((

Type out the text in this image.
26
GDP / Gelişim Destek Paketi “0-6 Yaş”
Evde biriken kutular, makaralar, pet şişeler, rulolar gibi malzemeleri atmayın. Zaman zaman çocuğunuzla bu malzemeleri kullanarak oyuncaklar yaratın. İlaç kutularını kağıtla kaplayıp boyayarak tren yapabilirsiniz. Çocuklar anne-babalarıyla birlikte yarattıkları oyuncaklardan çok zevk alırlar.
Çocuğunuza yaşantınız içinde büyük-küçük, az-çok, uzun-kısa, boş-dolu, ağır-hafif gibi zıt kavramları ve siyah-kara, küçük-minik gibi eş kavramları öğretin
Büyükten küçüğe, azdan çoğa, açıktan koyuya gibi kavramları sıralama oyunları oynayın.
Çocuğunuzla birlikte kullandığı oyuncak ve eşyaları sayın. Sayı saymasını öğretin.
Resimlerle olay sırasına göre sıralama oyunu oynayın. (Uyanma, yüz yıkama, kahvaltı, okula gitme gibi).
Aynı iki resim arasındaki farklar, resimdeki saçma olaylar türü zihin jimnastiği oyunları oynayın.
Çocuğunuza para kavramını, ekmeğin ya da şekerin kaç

))

▶ _Exercise prompt_
Go through the data and gather every line that holds "oynayın".

▶ _Complete answer_
Büyükten küçüğe, azdan çoğa, açıktan koyuya gibi kavramları sıralama oyunları oynayın.
Resimlerle olay sırasına göre sıralama oyunu oynayın. (Uyanma, yüz yıkama, kahvaltı, okula gitme gibi).
Aynı iki resim arasındaki farklar, resimdeki saçma olaylar türü zihin jimnastiği oyunları oynayın.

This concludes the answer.